Records that describe figures:
+++++

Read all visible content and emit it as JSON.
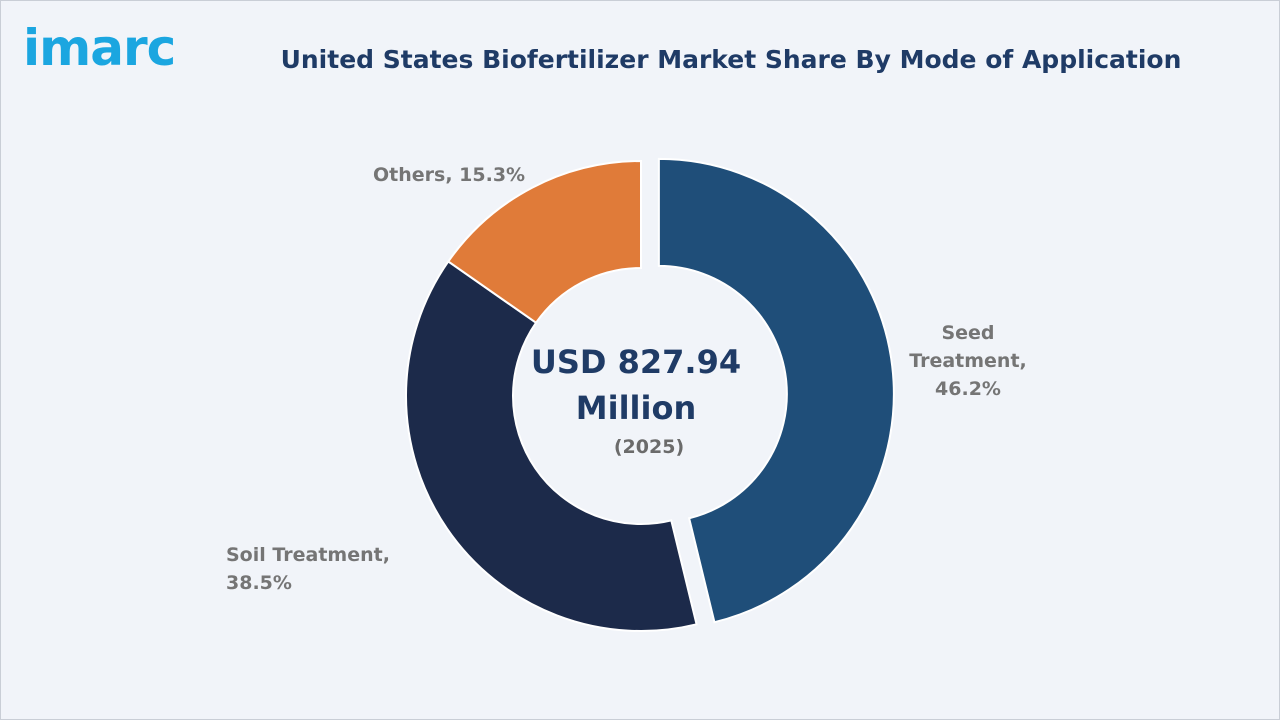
{
  "logo": {
    "text": "imarc"
  },
  "chart_data": {
    "type": "pie",
    "title": "United States Biofertilizer Market Share By Mode of Application",
    "center_label": {
      "value": "USD 827.94 Million",
      "year": "(2025)"
    },
    "slices": [
      {
        "label": "Seed Treatment",
        "value": 46.2,
        "display": "Seed Treatment, 46.2%",
        "color": "#1f4e79",
        "exploded": true
      },
      {
        "label": "Soil Treatment",
        "value": 38.5,
        "display": "Soil Treatment, 38.5%",
        "color": "#1c2a4a",
        "exploded": false
      },
      {
        "label": "Others",
        "value": 15.3,
        "display": "Others, 15.3%",
        "color": "#e07b39",
        "exploded": false
      }
    ]
  }
}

+++++

### PROBLEM STATEMENT
Gather all lines from the records above in which "display" appears.

### ANSWER FOR THE TASK
        "display": "Seed Treatment, 46.2%",
        "display": "Soil Treatment, 38.5%",
        "display": "Others, 15.3%",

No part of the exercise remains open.